Reproduce each line bearing the word "value".

----------------

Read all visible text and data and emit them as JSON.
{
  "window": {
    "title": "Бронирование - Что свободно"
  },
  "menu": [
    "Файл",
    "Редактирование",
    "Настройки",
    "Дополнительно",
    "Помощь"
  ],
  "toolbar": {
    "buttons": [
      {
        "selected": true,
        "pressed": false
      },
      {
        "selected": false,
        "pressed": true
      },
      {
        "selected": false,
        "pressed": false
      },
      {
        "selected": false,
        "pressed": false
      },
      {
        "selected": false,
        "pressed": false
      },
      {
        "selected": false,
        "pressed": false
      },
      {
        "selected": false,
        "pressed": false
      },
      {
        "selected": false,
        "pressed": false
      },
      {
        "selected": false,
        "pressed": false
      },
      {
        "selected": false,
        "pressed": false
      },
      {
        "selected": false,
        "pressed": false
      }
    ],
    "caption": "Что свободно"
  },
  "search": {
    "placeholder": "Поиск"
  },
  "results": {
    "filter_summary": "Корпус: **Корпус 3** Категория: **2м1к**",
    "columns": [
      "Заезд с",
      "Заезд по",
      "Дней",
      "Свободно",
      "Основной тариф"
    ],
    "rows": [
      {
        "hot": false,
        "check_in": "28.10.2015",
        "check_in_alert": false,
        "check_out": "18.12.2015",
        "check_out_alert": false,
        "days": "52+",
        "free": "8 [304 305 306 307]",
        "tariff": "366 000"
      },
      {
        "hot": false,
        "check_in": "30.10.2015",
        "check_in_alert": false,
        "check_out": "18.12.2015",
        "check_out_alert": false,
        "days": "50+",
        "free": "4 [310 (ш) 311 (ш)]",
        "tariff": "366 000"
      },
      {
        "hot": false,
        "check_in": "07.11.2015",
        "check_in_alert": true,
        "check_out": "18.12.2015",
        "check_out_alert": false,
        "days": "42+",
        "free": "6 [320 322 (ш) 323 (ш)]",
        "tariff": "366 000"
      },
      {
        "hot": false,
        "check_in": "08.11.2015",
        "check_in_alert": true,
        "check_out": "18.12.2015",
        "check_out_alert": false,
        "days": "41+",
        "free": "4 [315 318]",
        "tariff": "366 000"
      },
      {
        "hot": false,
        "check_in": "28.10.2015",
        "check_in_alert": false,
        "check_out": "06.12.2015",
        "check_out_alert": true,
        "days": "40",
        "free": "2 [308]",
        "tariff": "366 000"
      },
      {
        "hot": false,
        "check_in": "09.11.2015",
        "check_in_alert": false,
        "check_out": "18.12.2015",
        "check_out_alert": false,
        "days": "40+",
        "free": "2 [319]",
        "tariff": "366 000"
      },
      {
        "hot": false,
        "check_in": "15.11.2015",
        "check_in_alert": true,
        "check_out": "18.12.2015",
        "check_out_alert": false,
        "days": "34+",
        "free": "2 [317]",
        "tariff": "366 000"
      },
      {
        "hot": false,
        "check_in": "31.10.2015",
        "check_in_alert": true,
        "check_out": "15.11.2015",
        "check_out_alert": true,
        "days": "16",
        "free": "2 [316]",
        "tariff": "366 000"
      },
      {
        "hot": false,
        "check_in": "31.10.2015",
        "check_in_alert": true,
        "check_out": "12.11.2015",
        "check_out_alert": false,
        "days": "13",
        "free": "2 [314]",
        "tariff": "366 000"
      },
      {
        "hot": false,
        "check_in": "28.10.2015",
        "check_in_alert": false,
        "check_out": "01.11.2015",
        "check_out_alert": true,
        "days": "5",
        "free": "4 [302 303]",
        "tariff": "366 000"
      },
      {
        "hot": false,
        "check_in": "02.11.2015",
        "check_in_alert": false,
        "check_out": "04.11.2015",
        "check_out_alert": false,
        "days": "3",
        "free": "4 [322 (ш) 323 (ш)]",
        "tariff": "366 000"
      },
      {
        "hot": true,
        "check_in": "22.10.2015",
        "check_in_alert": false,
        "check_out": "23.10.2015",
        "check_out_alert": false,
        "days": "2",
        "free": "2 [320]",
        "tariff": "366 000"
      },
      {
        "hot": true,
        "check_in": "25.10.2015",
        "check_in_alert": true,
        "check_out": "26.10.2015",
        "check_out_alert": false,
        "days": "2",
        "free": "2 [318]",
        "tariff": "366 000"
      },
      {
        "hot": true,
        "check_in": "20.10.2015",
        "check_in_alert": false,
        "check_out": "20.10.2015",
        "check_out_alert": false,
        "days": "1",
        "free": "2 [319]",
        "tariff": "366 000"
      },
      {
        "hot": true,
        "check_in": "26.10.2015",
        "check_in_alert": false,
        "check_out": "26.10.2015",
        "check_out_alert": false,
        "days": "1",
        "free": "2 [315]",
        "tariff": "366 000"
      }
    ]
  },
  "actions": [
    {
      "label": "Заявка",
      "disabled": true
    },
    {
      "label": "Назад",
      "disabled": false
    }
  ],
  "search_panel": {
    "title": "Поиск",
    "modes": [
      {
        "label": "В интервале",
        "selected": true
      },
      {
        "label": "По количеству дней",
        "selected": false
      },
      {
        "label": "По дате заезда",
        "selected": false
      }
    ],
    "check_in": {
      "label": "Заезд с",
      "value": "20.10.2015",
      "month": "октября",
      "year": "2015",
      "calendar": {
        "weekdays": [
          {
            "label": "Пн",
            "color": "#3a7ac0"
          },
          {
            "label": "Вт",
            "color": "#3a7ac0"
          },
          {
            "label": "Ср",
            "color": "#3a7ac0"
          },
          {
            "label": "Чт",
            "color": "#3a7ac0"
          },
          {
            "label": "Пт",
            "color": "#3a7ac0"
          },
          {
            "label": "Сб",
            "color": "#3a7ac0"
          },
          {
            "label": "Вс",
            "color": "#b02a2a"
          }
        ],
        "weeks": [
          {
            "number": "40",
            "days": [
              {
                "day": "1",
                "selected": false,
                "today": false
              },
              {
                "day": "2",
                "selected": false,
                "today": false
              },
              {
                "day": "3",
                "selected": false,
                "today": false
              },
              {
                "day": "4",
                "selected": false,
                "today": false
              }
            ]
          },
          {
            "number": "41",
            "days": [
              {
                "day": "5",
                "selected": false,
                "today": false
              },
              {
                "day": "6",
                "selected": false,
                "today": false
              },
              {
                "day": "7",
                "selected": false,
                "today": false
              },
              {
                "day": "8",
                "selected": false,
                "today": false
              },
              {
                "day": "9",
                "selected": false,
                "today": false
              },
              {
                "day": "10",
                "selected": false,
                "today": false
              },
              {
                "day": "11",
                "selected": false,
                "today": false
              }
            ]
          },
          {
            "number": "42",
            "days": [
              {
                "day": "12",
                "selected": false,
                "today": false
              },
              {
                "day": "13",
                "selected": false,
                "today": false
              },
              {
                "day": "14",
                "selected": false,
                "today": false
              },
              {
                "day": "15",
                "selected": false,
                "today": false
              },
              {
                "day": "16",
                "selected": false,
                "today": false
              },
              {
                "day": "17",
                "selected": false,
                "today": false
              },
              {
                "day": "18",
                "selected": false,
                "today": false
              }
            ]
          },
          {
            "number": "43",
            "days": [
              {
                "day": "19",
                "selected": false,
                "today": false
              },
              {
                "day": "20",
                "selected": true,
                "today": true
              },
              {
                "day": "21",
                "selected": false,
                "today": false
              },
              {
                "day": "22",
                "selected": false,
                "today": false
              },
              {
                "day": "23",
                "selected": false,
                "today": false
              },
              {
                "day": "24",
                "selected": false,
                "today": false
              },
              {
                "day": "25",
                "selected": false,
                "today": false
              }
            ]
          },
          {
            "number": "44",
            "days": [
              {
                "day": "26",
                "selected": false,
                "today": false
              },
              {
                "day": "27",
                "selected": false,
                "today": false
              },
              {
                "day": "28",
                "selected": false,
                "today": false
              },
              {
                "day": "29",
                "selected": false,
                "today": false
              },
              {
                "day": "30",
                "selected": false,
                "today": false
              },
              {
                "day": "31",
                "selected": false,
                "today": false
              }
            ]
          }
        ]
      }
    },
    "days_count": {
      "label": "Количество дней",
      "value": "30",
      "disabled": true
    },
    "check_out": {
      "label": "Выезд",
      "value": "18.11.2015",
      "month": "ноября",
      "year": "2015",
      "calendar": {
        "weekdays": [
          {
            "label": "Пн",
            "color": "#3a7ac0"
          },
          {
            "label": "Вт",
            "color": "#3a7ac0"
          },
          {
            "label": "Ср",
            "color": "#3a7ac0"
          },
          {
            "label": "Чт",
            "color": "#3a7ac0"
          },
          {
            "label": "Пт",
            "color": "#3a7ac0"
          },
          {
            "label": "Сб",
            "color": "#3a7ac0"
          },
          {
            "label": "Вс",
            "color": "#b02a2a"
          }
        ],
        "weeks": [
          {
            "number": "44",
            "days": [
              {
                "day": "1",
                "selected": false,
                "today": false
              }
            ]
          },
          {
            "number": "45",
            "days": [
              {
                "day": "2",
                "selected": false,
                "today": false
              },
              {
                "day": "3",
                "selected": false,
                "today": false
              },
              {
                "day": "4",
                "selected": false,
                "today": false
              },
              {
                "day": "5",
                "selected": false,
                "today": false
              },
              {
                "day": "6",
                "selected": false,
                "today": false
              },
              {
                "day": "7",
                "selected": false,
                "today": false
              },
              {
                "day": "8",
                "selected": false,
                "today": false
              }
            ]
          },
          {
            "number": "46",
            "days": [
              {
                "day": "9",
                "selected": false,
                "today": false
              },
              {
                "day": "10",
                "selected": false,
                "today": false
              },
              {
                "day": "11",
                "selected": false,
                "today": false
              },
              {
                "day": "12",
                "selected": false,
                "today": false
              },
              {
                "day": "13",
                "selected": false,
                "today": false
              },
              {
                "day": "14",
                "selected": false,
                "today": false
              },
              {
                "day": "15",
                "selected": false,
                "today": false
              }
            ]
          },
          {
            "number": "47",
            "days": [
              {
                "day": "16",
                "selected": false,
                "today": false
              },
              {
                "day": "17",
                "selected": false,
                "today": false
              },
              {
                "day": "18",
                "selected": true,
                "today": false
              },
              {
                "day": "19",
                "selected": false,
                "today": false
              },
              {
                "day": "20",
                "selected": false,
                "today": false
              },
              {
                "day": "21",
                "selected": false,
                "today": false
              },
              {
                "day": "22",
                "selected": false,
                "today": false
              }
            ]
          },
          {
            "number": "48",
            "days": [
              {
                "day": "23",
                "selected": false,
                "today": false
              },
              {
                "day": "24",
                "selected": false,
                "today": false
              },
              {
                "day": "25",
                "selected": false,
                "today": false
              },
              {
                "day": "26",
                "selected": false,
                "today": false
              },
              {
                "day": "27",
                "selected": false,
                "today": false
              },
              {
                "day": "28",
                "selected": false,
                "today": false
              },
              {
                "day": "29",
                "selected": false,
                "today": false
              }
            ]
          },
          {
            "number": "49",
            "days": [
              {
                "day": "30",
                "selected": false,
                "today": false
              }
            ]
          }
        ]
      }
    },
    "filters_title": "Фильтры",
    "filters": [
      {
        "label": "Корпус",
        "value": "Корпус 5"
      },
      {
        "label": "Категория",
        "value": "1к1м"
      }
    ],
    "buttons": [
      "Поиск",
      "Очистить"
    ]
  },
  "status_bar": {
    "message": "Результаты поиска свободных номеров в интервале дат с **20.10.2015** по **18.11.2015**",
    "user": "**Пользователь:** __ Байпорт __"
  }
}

----------------

#### Written answer
      "value": "20.10.2015",
      "value": "30",
      "value": "18.11.2015",
        "value": "Корпус 5"
        "value": "1к1м"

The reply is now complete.